Records supplied:
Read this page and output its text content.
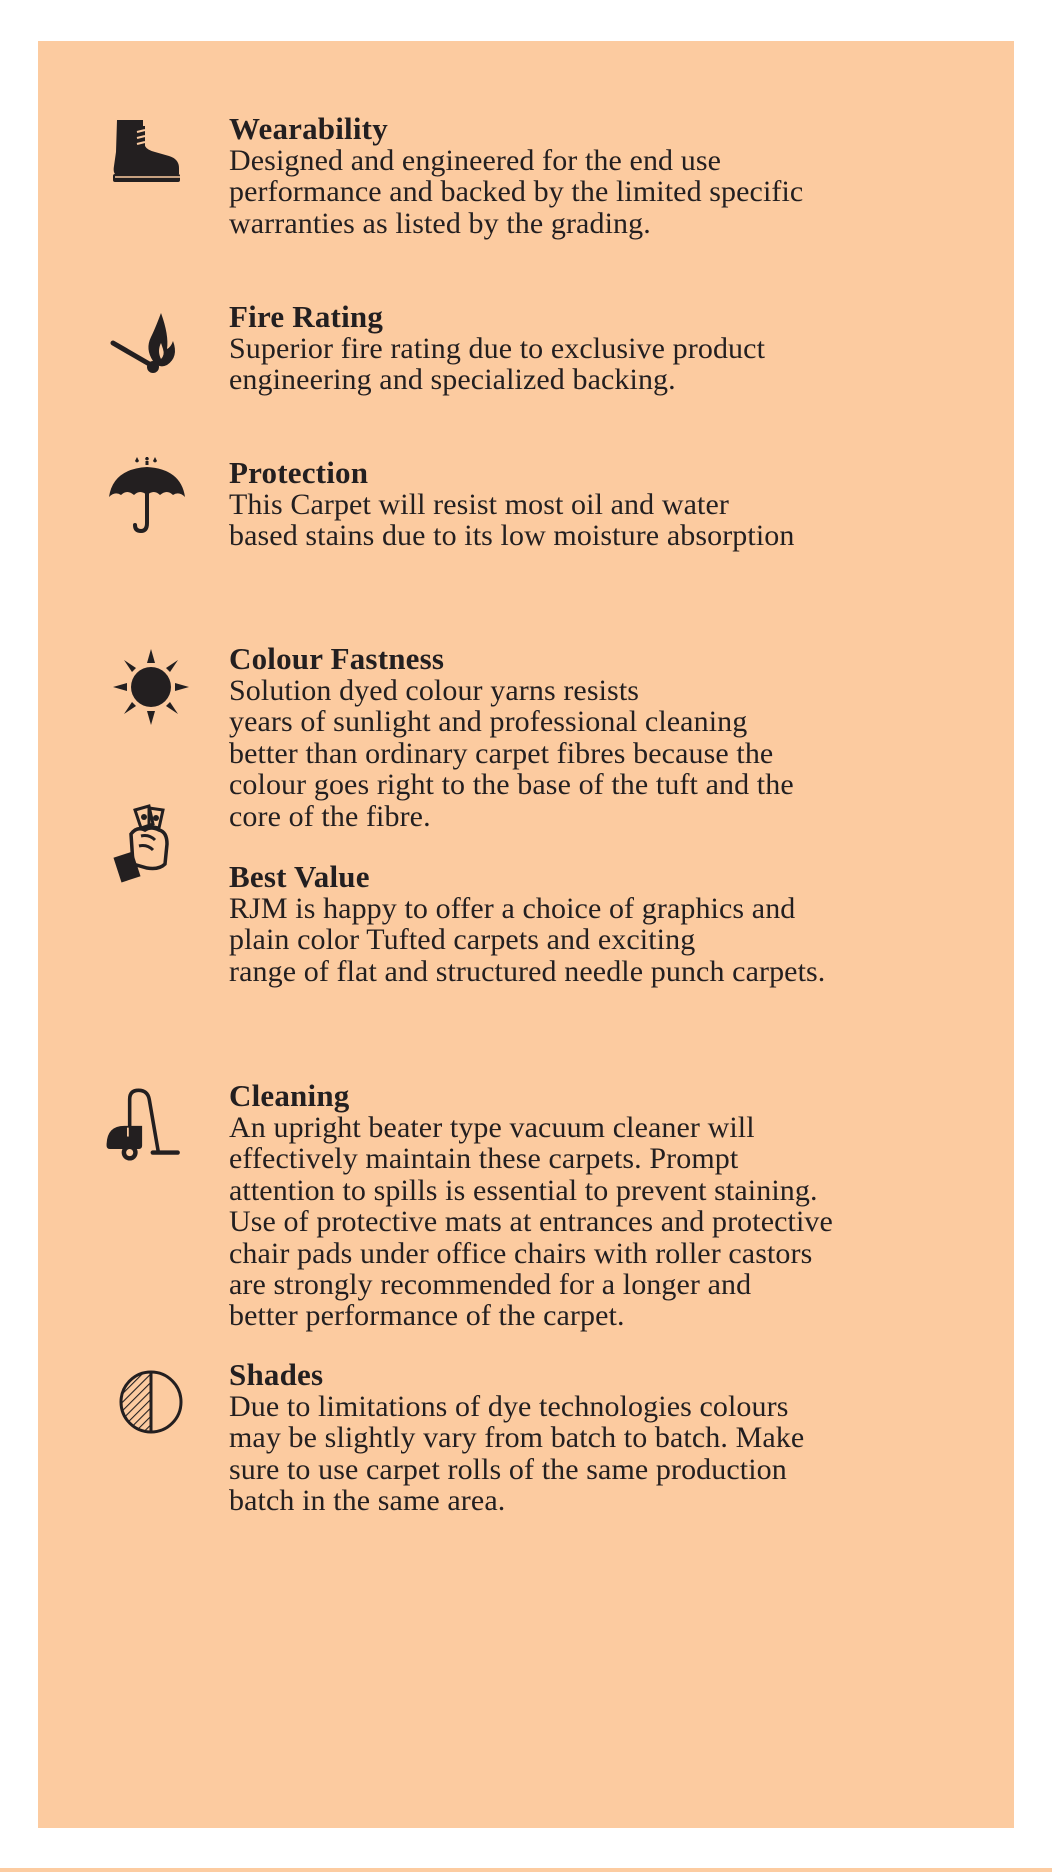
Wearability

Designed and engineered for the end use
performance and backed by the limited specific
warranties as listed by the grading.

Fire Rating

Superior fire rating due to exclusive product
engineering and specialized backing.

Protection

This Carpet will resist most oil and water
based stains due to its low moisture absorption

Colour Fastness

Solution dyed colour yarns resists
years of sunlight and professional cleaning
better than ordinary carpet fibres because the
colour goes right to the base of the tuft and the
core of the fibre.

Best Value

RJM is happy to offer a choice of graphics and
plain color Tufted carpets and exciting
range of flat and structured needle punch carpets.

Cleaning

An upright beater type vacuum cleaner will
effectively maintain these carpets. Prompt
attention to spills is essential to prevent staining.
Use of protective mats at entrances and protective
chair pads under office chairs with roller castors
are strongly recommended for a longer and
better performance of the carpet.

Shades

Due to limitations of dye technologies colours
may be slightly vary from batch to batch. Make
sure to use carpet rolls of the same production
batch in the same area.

Task requirements:
Search the records for the word "performance" and copy every line where it occurs.

Exercise answer:
performance and backed by the limited specific
better performance of the carpet.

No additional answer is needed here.